▶ _Work required_
Turn the data, starting at its first line and stopping after the line that contains "Text: 13: 13 xyxy=(213,274,225,284)", into a Markdown table with the columns Row and Line. Leave out any blank lines.

Stored entries:
»»

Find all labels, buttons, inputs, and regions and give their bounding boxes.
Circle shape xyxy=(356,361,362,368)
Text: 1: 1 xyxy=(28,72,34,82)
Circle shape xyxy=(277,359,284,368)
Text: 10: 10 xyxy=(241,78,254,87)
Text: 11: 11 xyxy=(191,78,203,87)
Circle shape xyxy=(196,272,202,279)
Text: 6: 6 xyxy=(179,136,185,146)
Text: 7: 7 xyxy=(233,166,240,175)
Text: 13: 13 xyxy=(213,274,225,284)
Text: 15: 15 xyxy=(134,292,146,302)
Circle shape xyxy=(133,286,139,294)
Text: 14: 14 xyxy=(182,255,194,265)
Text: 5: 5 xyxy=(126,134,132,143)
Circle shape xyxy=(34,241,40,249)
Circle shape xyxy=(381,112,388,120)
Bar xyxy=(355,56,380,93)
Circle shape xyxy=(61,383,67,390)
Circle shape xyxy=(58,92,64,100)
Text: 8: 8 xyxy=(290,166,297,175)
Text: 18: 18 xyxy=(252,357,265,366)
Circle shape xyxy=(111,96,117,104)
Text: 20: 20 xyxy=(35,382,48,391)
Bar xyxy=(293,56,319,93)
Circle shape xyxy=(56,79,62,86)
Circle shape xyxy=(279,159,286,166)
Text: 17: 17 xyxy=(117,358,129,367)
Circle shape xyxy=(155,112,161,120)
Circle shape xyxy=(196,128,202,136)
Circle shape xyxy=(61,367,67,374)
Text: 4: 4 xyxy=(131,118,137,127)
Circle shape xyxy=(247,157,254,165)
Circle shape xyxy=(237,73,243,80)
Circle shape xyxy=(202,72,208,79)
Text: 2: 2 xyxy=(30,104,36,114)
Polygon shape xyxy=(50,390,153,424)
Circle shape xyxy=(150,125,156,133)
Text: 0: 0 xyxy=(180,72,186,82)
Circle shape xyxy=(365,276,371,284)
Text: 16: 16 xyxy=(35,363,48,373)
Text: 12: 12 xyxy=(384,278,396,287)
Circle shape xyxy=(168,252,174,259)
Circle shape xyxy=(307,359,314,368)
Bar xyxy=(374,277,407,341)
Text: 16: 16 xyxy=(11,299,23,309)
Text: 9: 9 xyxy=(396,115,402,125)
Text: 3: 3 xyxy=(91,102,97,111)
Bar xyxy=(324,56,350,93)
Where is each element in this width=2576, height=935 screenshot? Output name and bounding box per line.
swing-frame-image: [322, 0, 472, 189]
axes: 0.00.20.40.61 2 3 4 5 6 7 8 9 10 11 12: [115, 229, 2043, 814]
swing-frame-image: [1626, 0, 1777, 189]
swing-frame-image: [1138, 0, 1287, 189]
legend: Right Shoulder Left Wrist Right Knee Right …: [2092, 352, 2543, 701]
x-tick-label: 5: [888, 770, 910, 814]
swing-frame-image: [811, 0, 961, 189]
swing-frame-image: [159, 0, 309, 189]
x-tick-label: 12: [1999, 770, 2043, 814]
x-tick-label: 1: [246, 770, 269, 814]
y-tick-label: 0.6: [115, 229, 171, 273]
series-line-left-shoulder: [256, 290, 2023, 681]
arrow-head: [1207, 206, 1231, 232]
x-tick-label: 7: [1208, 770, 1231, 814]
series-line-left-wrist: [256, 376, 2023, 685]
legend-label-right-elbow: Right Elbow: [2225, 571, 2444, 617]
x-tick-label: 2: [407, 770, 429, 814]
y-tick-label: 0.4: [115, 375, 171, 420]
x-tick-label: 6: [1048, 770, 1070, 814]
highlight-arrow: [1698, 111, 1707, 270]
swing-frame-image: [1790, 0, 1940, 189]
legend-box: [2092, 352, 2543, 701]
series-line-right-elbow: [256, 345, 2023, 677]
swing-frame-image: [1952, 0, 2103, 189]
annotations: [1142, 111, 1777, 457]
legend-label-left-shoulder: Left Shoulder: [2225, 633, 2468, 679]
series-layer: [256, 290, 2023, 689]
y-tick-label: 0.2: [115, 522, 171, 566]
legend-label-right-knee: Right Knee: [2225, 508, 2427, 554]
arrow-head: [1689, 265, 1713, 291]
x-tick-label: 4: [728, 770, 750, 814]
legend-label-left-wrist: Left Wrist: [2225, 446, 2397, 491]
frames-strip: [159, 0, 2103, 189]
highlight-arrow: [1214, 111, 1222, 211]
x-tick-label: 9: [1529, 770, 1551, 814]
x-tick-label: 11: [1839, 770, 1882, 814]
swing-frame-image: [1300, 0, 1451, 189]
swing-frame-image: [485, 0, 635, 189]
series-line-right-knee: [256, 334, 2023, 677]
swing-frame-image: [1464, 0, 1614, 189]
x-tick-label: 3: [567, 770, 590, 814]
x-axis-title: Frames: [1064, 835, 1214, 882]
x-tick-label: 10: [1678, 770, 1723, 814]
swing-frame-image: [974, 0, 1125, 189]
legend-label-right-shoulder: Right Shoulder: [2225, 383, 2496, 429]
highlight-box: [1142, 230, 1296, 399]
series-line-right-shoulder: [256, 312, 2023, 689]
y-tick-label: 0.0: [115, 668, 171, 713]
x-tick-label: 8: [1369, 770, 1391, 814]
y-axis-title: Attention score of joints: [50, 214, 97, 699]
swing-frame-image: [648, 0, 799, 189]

««

▶ _Written answer_
| Row | Line |
|---|---|
| 1 | Find all labels, buttons, inputs, and regions and give their bounding boxes. |
| 2 | Circle shape xyxy=(356,361,362,368) |
| 3 | Text: 1: 1 xyxy=(28,72,34,82) |
| 4 | Circle shape xyxy=(277,359,284,368) |
| 5 | Text: 10: 10 xyxy=(241,78,254,87) |
| 6 | Text: 11: 11 xyxy=(191,78,203,87) |
| 7 | Circle shape xyxy=(196,272,202,279) |
| 8 | Text: 6: 6 xyxy=(179,136,185,146) |
| 9 | Text: 7: 7 xyxy=(233,166,240,175) |
| 10 | Text: 13: 13 xyxy=(213,274,225,284) |